SUPPLIED TEXT:
— begin —

The first modification we need to make in the code concerns how traits are represented. Since there is an indefinite number of possible traits, we cannot use the two letters \(A\) and \(B\) any more. Instead, we will use numbers, referring to trait “1,” trait “2,” trait “3,” etc. How can we distribute the traits in the initial population? We can assume that there are \(m\) possible traits at the beginning, with \(m \leq N\) (as usual, \(N\) is the population size). In all the following simulations, we will fix \(m=N\), and effectively initialise each individual with a trait randomly chosen between \(1\) and \(N\) (here \(N=100\)).

library(tidyverse)
N <- 100
population <- tibble(trait = sample(1:N, N, replace = TRUE))

You can inspect the population tibble by writing its name.

population
## # A tibble: 100 x 1
##    trait
##    <int>
##  1    23
##  2    53
##  3    31
##  4    42
##  5    83
##  6    19
##  7    76
##  8    69
##  9    81
## 10    28
## # … with 90 more rows

The code below is similar to the code in the first chapter. However, we have to think again about what we need our function to return to us. Until now, we generally only needed to keep track of the frequency of one of the two traits, \(p\), because the frequency of the other was always \(1-p\). Now we need the frequencies of all \(N\) traits.2

Second, how do we measure the frequency of the traits in each generation? The base R function tabulate() does this for us. tabulate() counts the number of times each element of a vector (population$trait in our case) occurs in the bins that we also pass to the function. In our case, the bins are \(1\) to \(N\). Since we want the frequencies and not the absolute number, we divide the result by \(N\).

multiple_traits <- function(N, t_max) {
  
  output <- tibble(trait = as.factor(rep(1:N, each = t_max)), 
                   generation = rep(1:t_max, N), 
                   p = as.numeric(rep(NA, t_max * N)))
  
  # Create first generation
  population <- tibble(trait = sample(1:N, N, replace = TRUE))  
  
  # Add first generation's p for all traits
  output[output$generation == 1, ]$p <- tabulate(population$trait, nbins = N) / N  

  for (t in 2:t_max) {
    # Copy individuals to previous_population tibble
    previous_population <- population 
    
    # Randomly copy from previous generation
    population <- tibble(trait = sample(previous_population$trait, N, replace = TRUE))

— end —

DO THIS: Condense the paragraph of the trait-simulation text that begins "Second, how do we measure" into a short bulleted list that keeps its main facts. The records that follow have no connection to the text.

Labeled region records:
— begin —

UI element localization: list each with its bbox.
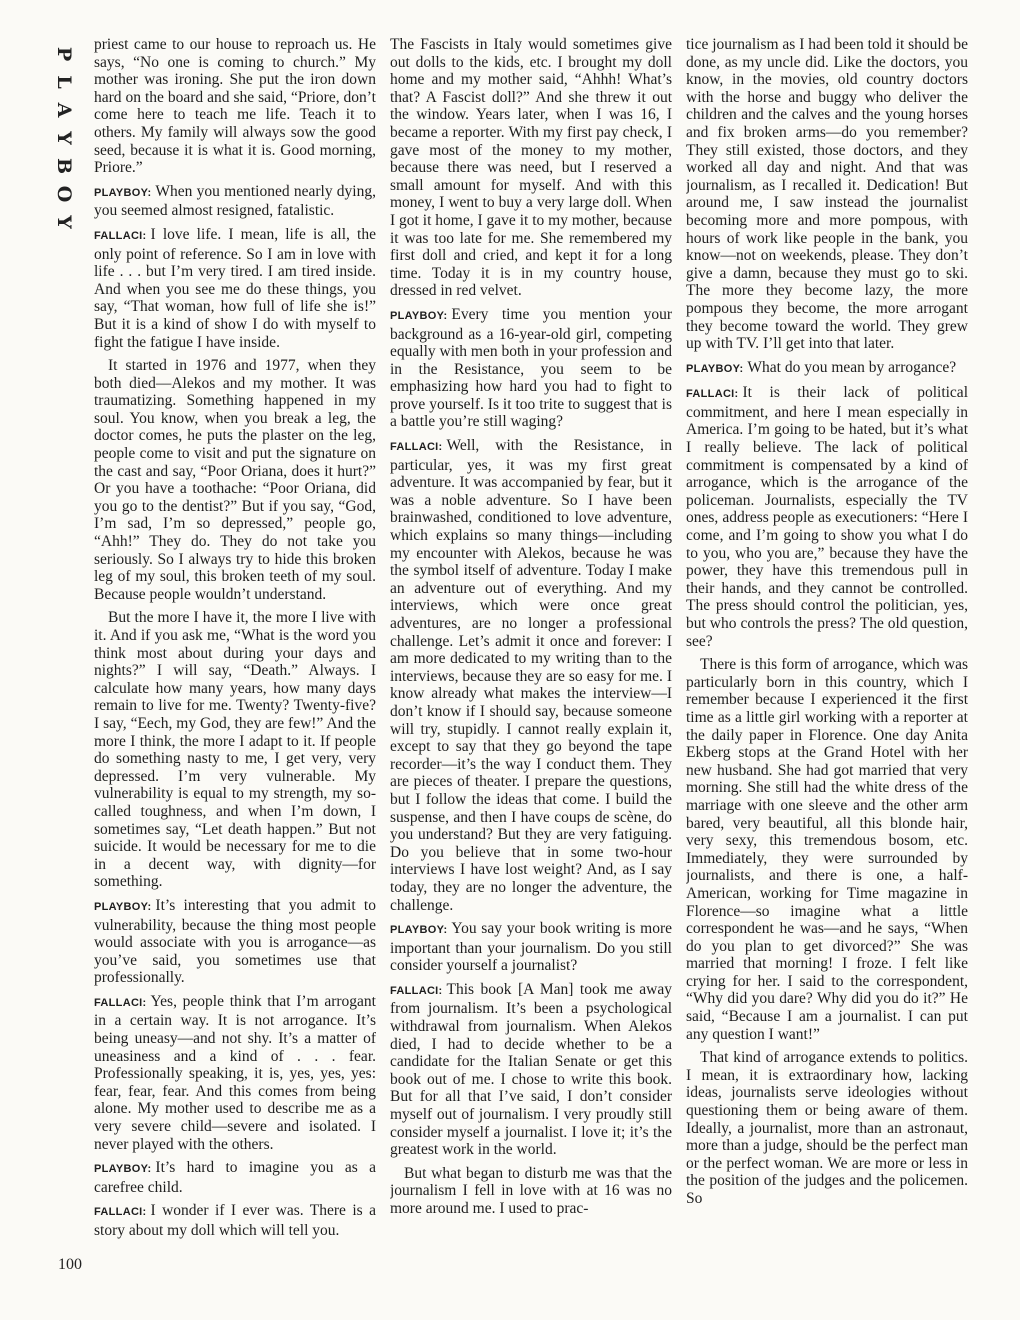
paragraph-text: Yes, people think that I’m arrogant in a certain way. It is not arrogance. It’s being uneasy—and not shy. It’s a matter of uneasiness and a kind of . . . fear. Professionally speaking, it is, yes, yes, yes: fear, fear, fear. And this comes from being alone. My mother used to describe me as a very severe child—severe and isolated. I never played with the others.	[94, 992, 376, 1153]
paragraph-text: You say your book writing is more important than your journalism. Do you still consider yourself a journalist?	[390, 920, 672, 975]
paragraph-text: But the more I have it, the more I live with it. And if you ask me, “What is the word you think most about during your days and nights?” I will say, “Death.” Always. I calculate how many years, how many days remain to live for me. Twenty? Twenty-five? I say, “Eech, my God, they are few!” And the more I think, the more I adapt to it. If people do something nasty to me, I get very, very depressed. I’m very vulnerable. My vulnerability is equal to my strength, my so-called toughness, and when I’m down, I sometimes say, “Let death happen.” But not suicide. It would be necessary for me to die in a decent way, with dignity—for something.	[94, 609, 376, 891]
speaker-label: FALLACI:	[686, 388, 739, 401]
running-head-letter: B	[53, 157, 75, 175]
speaker-label: PLAYBOY:	[94, 186, 152, 199]
paragraph-text: The Fascists in Italy would sometimes give out dolls to the kids, etc. I brought my doll home and my mother said, “Ahhh! What’s that? A Fascist doll?” And she threw it out the window. Years later, when I was 16, I became a reporter. With my first pay check, I gave most of the money to my mother, because there was need, but I reserved a small amount for myself. And with this money, I went to buy a very large doll. When I got it home, I gave it to my mother, because it was too late for me. She remembered my first doll and cried, and kept it for a long time. Today it is in my country house, dressed in red velvet.	[390, 36, 672, 300]
speaker-label: FALLACI:	[390, 984, 443, 997]
paragraph	[686, 1049, 968, 1207]
paragraph-text: tice journalism as I had been told it should be done, as my uncle did. Like the doctors, you know, in the movies, old country doctors with the horse and buggy who deliver the children and the calves and the young horses and fix broken arms—do you remember? They still existed, those doctors, and they worked all day and night. And that was journalism, as I recalled it. Dedication! But around me, I saw instead the journalist becoming more and more pompous, with hours of work like people in the bank, you know—not on weekends, please. They don’t give a damn, because they must go to ski. The more they become lazy, the more pompous they become, the more arrogant they become toward the world. They grew up with TV. I’ll get into that later.	[686, 36, 968, 353]
paragraph	[686, 359, 968, 379]
paragraph	[390, 306, 672, 431]
paragraph	[390, 437, 672, 914]
paragraph-text: This book [A Man] took me away from journalism. It’s been a psychological withdrawal from journalism. When Alekos died, I had to decide whether to be a candidate for the Italian Senate or get this book out of me. I chose to write this book. But for all that I’ve said, I don’t consider myself out of journalism. I very proudly still consider myself a journalist. I love it; it’s the greatest work in the world.	[390, 980, 672, 1159]
speaker-label: FALLACI:	[94, 1206, 147, 1219]
paragraph	[390, 920, 672, 975]
paragraph-text: When you mentioned nearly dying, you seemed almost resigned, fatalistic.	[94, 182, 376, 220]
running-head-letter: Y	[53, 131, 75, 145]
paragraph-text: It started in 1976 and 1977, when they both died—Alekos and my mother. It was traumatizing. Something happened in my soul. You know, when you break a leg, the doctor comes, he puts the plaster on the leg, people come to visit and put the signature on the cast and say, “Poor Oriana, does it hurt?” Or you have a toothache: “Poor Oriana, did you go to the dentist?” But if you say, “God, I’m sad, I’m so depressed,” people go, “Ahh!” They do. They do not take you seriously. So I always try to hide this broken leg of my soul, this broken teeth of my soul. Because people wouldn’t understand.	[94, 357, 376, 603]
paragraph	[686, 656, 968, 1043]
speaker-label: PLAYBOY:	[94, 1163, 152, 1176]
paragraph-text: Well, with the Resistance, in particular, yes, it was my first great adventure. It was accompanied by fear, but it was a noble adventure. So I have been brainwashed, conditioned to love adventure, which explains so many things—including my encounter with Alekos, because he was the symbol itself of adventure. Today I make an adventure out of everything. And my interviews, which were once great adventures, are no longer a professional challenge. Let’s admit it once and forever: I am more dedicated to my writing than to the interviews, because they are so easy for me. I know already what makes the interview—I don’t know if I should say, because someone will try, stupidly. I cannot really explain it, except to say that they go beyond the tape recorder—it’s the way I conduct them. They are pieces of theater. I prepare the questions, but I follow the ideas that come. I build the suspense, and then I have coups de scène, do you understand? But they are very fatiguing. Do you believe that in some two-hour interviews I have lost weight? And, as I say today, they are no longer the adventure, the challenge.	[390, 437, 672, 914]
paragraph	[94, 226, 376, 351]
running-head-letter: Y	[53, 215, 75, 229]
paragraph	[390, 981, 672, 1159]
paragraph-text: I wonder if I ever was. There is a story about my doll which will tell you.	[94, 1202, 376, 1239]
paragraph	[390, 36, 672, 300]
paragraph-text: I love life. I mean, life is all, the only point of reference. So I am in love with life . . . but I’m very tired. I am tired inside. And when you see me do these things, you say, “That woman, how full of life she is!” But it is a kind of show I do with myself to fight the fatigue I have inside.	[94, 225, 376, 351]
running-head-letter: P	[53, 46, 75, 62]
running-head	[52, 40, 76, 236]
paragraph-text: That kind of arrogance extends to politics. I mean, it is extraordinary how, lacking ideas, journalists serve ideologies without questioning them or being aware of them. Ideally, a journalist, more than an astronaut, more than a judge, should be the perfect man or the perfect woman. We are more or less in the position of the judges and the policemen. So	[686, 1049, 968, 1207]
running-head-letter: L	[53, 75, 75, 89]
speaker-label: FALLACI:	[390, 441, 443, 454]
paragraph-text: But what began to disturb me was that the journalism I fell in love with at 16 was no more around me. I used to prac-	[390, 1164, 672, 1217]
paragraph-text: What do you mean by arrogance?	[747, 358, 957, 376]
paragraph	[94, 993, 376, 1153]
paragraph-text: It’s interesting that you admit to vulnerability, because the thing most people would associate with you is arrogance—as you’ve said, you sometimes use that professionally.	[94, 896, 376, 987]
paragraph	[686, 36, 968, 353]
text-column-1	[94, 36, 376, 1276]
text-column-2	[390, 36, 672, 1276]
speaker-label: FALLACI:	[94, 229, 147, 242]
paragraph-text: There is this form of arrogance, which was particularly born in this country, which I remember because I experienced it the first time as a little girl working with a reporter at the daily paper in Florence. One day Anita Ekberg stops at the Grand Hotel with her new husband. She had got married that very morning. She still had the white dress of the marriage with one sleeve and the other arm bared, very beautiful, all this blonde hair, very sexy, this tremendous bosom, etc. Immediately, they were surrounded by journalists, and there is one, a half-American, working for Time magazine in Florence—so imagine what a little correspondent he was—and he says, “When do you plan to get divorced?” She was married that morning! I froze. I felt like crying for her. I said to the correspondent, “Why did you dare? Why did you do it?” He said, “Because I am a journalist. I can put any question I want!”	[686, 656, 968, 1043]
paragraph-text: It’s hard to imagine you as a carefree child.	[94, 1159, 376, 1196]
paragraph-text: priest came to our house to reproach us. He says, “No one is coming to church.” My mother was ironing. She put the iron down hard on the board and she said, “Priore, don’t come here to teach me life. Teach it to others. My family will always sow the good seed, because it is what it is. Good morning, Priore.”	[94, 36, 376, 177]
speaker-label: PLAYBOY:	[390, 309, 448, 322]
paragraph	[94, 1202, 376, 1239]
running-head-letter: A	[53, 102, 75, 118]
paragraph	[94, 897, 376, 987]
paragraph	[94, 1159, 376, 1196]
paragraph	[390, 1165, 672, 1218]
speaker-label: PLAYBOY:	[94, 900, 152, 913]
paragraph	[686, 384, 968, 650]
paragraph-text: It is their lack of political commitment, and here I mean especially in America. I’m going to be hated, but it’s what I really believe. The lack of political commitment is compensated by a kind of arrogance, which is the arrogance of the policeman. Journalists, especially the TV ones, address people as executioners: “Here I come, and I’m going to show you what I do to you, who you are,” because they have the power, they have this tremendous pull in their hands, and they cannot be controlled. The press should control the politician, yes, but who controls the press? The old question, see?	[686, 384, 968, 650]
paragraph	[94, 609, 376, 891]
running-head-letter: O	[53, 185, 75, 203]
speaker-label: PLAYBOY:	[390, 924, 448, 937]
speaker-label: FALLACI:	[94, 996, 147, 1009]
speaker-label: PLAYBOY:	[686, 362, 744, 375]
paragraph-text: Every time you mention your background as a 16-year-old girl, competing equally with men both in your profession and in the Resistance, you seem to be emphasizing how hard you had to fight to prove yourself. Is it too trite to suggest that is a battle you’re still waging?	[390, 305, 672, 431]
paragraph	[94, 36, 376, 177]
paragraph	[94, 357, 376, 603]
text-column-3	[686, 36, 968, 1276]
page-number: 100	[58, 1256, 82, 1273]
paragraph	[94, 183, 376, 220]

— end —

TASK RESPONSE:
- The base R function tabulate() measures the frequency of the traits in each generation.
- It counts how many times each element of a vector (here population$trait) occurs in the bins passed to it.
- The bins run from 1 to N.
- Dividing the result by N gives frequencies rather than absolute numbers.